● Aim of the task
Reproduce the lines of the material exactly, excluding every image.

● Given entries
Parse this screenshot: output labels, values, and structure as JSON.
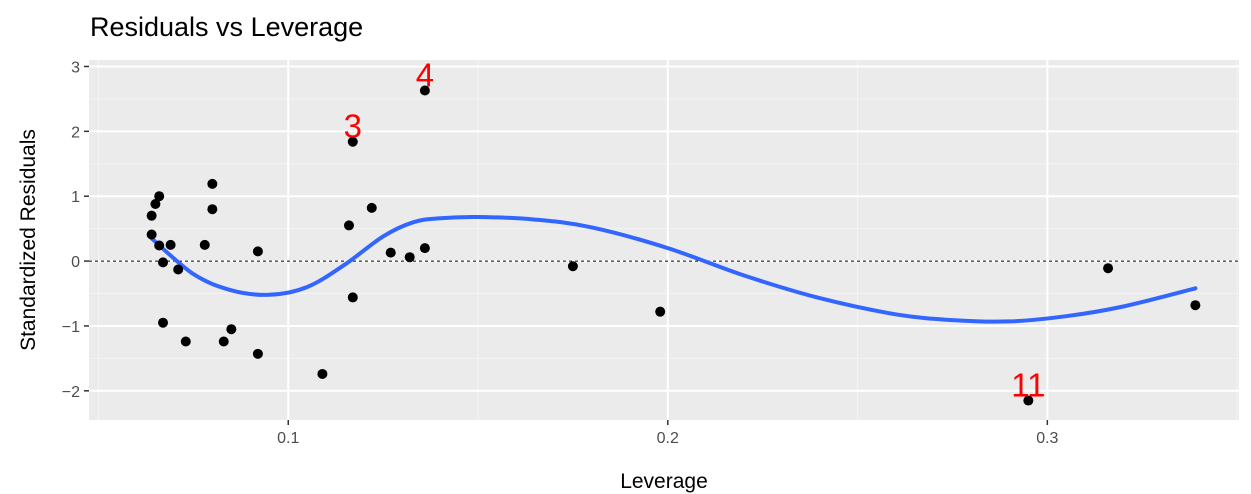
{
  "chart_data": {
    "type": "scatter",
    "title": "Residuals vs Leverage",
    "xlabel": "Leverage",
    "ylabel": "Standardized Residuals",
    "xlim": [
      0.0475,
      0.3505
    ],
    "ylim": [
      -2.45,
      3.1
    ],
    "x_ticks": [
      0.1,
      0.2,
      0.3
    ],
    "x_tick_labels": [
      "0.1",
      "0.2",
      "0.3"
    ],
    "y_ticks": [
      -2,
      -1,
      0,
      1,
      2,
      3
    ],
    "y_tick_labels": [
      "−2",
      "−1",
      "0",
      "1",
      "2",
      "3"
    ],
    "grid": true,
    "reference_line_y": 0,
    "points": [
      {
        "x": 0.064,
        "y": 0.7
      },
      {
        "x": 0.064,
        "y": 0.41
      },
      {
        "x": 0.065,
        "y": 0.88
      },
      {
        "x": 0.066,
        "y": 1.0
      },
      {
        "x": 0.066,
        "y": 0.24
      },
      {
        "x": 0.067,
        "y": -0.95
      },
      {
        "x": 0.067,
        "y": -0.02
      },
      {
        "x": 0.069,
        "y": 0.25
      },
      {
        "x": 0.071,
        "y": -0.13
      },
      {
        "x": 0.073,
        "y": -1.24
      },
      {
        "x": 0.078,
        "y": 0.25
      },
      {
        "x": 0.08,
        "y": 1.19
      },
      {
        "x": 0.08,
        "y": 0.8
      },
      {
        "x": 0.083,
        "y": -1.24
      },
      {
        "x": 0.085,
        "y": -1.05
      },
      {
        "x": 0.092,
        "y": 0.15
      },
      {
        "x": 0.092,
        "y": -1.43
      },
      {
        "x": 0.109,
        "y": -1.74
      },
      {
        "x": 0.116,
        "y": 0.55
      },
      {
        "x": 0.117,
        "y": 1.84
      },
      {
        "x": 0.117,
        "y": -0.56
      },
      {
        "x": 0.122,
        "y": 0.82
      },
      {
        "x": 0.127,
        "y": 0.13
      },
      {
        "x": 0.132,
        "y": 0.06
      },
      {
        "x": 0.136,
        "y": 2.63
      },
      {
        "x": 0.136,
        "y": 0.2
      },
      {
        "x": 0.175,
        "y": -0.08
      },
      {
        "x": 0.198,
        "y": -0.78
      },
      {
        "x": 0.295,
        "y": -2.15
      },
      {
        "x": 0.316,
        "y": -0.11
      },
      {
        "x": 0.339,
        "y": -0.68
      }
    ],
    "point_labels": [
      {
        "text": "4",
        "x": 0.136,
        "y": 2.63
      },
      {
        "text": "3",
        "x": 0.117,
        "y": 1.84
      },
      {
        "text": "11",
        "x": 0.295,
        "y": -2.15
      }
    ],
    "smooth_line": {
      "x": [
        0.064,
        0.075,
        0.085,
        0.095,
        0.105,
        0.115,
        0.125,
        0.133,
        0.14,
        0.15,
        0.165,
        0.18,
        0.2,
        0.22,
        0.24,
        0.26,
        0.275,
        0.29,
        0.305,
        0.32,
        0.339
      ],
      "y": [
        0.35,
        -0.2,
        -0.45,
        -0.52,
        -0.4,
        -0.05,
        0.38,
        0.6,
        0.66,
        0.68,
        0.64,
        0.52,
        0.2,
        -0.22,
        -0.57,
        -0.82,
        -0.91,
        -0.93,
        -0.85,
        -0.7,
        -0.42
      ]
    },
    "colors": {
      "panel": "#ebebeb",
      "grid_major": "#ffffff",
      "grid_minor": "#f4f4f4",
      "point": "#000000",
      "smooth": "#3366ff",
      "label": "#ff0000",
      "zero_line": "#000000"
    }
  }
}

● Final result
Parse this screenshot: output labels, values, and structure as JSON.
{
  "chart_data": {
    "type": "scatter",
    "title": "Residuals vs Leverage",
    "xlabel": "Leverage",
    "ylabel": "Standardized Residuals",
    "xlim": [
      0.0475,
      0.3505
    ],
    "ylim": [
      -2.45,
      3.1
    ],
    "x_ticks": [
      0.1,
      0.2,
      0.3
    ],
    "x_tick_labels": [
      "0.1",
      "0.2",
      "0.3"
    ],
    "y_ticks": [
      -2,
      -1,
      0,
      1,
      2,
      3
    ],
    "y_tick_labels": [
      "−2",
      "−1",
      "0",
      "1",
      "2",
      "3"
    ],
    "grid": true,
    "reference_line_y": 0,
    "points": [
      {
        "x": 0.064,
        "y": 0.7
      },
      {
        "x": 0.064,
        "y": 0.41
      },
      {
        "x": 0.065,
        "y": 0.88
      },
      {
        "x": 0.066,
        "y": 1.0
      },
      {
        "x": 0.066,
        "y": 0.24
      },
      {
        "x": 0.067,
        "y": -0.95
      },
      {
        "x": 0.067,
        "y": -0.02
      },
      {
        "x": 0.069,
        "y": 0.25
      },
      {
        "x": 0.071,
        "y": -0.13
      },
      {
        "x": 0.073,
        "y": -1.24
      },
      {
        "x": 0.078,
        "y": 0.25
      },
      {
        "x": 0.08,
        "y": 1.19
      },
      {
        "x": 0.08,
        "y": 0.8
      },
      {
        "x": 0.083,
        "y": -1.24
      },
      {
        "x": 0.085,
        "y": -1.05
      },
      {
        "x": 0.092,
        "y": 0.15
      },
      {
        "x": 0.092,
        "y": -1.43
      },
      {
        "x": 0.109,
        "y": -1.74
      },
      {
        "x": 0.116,
        "y": 0.55
      },
      {
        "x": 0.117,
        "y": 1.84
      },
      {
        "x": 0.117,
        "y": -0.56
      },
      {
        "x": 0.122,
        "y": 0.82
      },
      {
        "x": 0.127,
        "y": 0.13
      },
      {
        "x": 0.132,
        "y": 0.06
      },
      {
        "x": 0.136,
        "y": 2.63
      },
      {
        "x": 0.136,
        "y": 0.2
      },
      {
        "x": 0.175,
        "y": -0.08
      },
      {
        "x": 0.198,
        "y": -0.78
      },
      {
        "x": 0.295,
        "y": -2.15
      },
      {
        "x": 0.316,
        "y": -0.11
      },
      {
        "x": 0.339,
        "y": -0.68
      }
    ],
    "point_labels": [
      {
        "text": "4",
        "x": 0.136,
        "y": 2.63
      },
      {
        "text": "3",
        "x": 0.117,
        "y": 1.84
      },
      {
        "text": "11",
        "x": 0.295,
        "y": -2.15
      }
    ],
    "smooth_line": {
      "x": [
        0.064,
        0.075,
        0.085,
        0.095,
        0.105,
        0.115,
        0.125,
        0.133,
        0.14,
        0.15,
        0.165,
        0.18,
        0.2,
        0.22,
        0.24,
        0.26,
        0.275,
        0.29,
        0.305,
        0.32,
        0.339
      ],
      "y": [
        0.35,
        -0.2,
        -0.45,
        -0.52,
        -0.4,
        -0.05,
        0.38,
        0.6,
        0.66,
        0.68,
        0.64,
        0.52,
        0.2,
        -0.22,
        -0.57,
        -0.82,
        -0.91,
        -0.93,
        -0.85,
        -0.7,
        -0.42
      ]
    },
    "colors": {
      "panel": "#ebebeb",
      "grid_major": "#ffffff",
      "grid_minor": "#f4f4f4",
      "point": "#000000",
      "smooth": "#3366ff",
      "label": "#ff0000",
      "zero_line": "#000000"
    }
  }
}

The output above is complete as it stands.